* **YOUR OBJECTIVE**: Look through the data for the string "passivated". Copy every line where it is found.

====== RECORDS FOR THIS EXERCISE ======

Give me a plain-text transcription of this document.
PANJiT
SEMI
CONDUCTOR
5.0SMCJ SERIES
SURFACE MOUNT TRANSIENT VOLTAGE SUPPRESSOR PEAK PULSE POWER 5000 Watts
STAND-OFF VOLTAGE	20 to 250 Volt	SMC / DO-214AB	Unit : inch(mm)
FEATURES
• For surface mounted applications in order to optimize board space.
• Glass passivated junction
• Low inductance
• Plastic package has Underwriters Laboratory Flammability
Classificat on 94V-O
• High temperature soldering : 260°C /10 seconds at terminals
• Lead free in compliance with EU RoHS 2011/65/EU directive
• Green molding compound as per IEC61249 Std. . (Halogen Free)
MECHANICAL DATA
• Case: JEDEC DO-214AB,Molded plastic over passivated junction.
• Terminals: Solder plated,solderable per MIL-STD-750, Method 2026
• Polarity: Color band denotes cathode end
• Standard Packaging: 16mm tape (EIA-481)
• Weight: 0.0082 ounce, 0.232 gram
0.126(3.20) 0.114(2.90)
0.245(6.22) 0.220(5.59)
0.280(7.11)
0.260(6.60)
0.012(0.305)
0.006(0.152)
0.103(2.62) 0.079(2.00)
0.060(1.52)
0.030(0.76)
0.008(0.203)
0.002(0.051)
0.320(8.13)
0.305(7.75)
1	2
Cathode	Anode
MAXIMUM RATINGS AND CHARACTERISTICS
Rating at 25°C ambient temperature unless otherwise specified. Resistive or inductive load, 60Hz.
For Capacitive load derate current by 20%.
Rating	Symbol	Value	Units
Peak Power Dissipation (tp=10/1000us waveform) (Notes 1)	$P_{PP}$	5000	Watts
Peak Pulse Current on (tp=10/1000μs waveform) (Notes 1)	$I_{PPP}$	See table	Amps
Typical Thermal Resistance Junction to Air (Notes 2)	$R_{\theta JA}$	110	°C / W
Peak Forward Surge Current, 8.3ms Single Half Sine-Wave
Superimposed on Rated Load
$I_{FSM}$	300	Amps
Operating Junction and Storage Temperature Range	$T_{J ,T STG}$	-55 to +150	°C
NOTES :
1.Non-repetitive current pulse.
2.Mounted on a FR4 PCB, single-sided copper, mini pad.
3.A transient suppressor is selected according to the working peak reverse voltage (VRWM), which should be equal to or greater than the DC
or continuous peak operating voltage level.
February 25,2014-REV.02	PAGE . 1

======

* **CORRECT RESULT**:
• Glass passivated junction
• Case: JEDEC DO-214AB,Molded plastic over passivated junction.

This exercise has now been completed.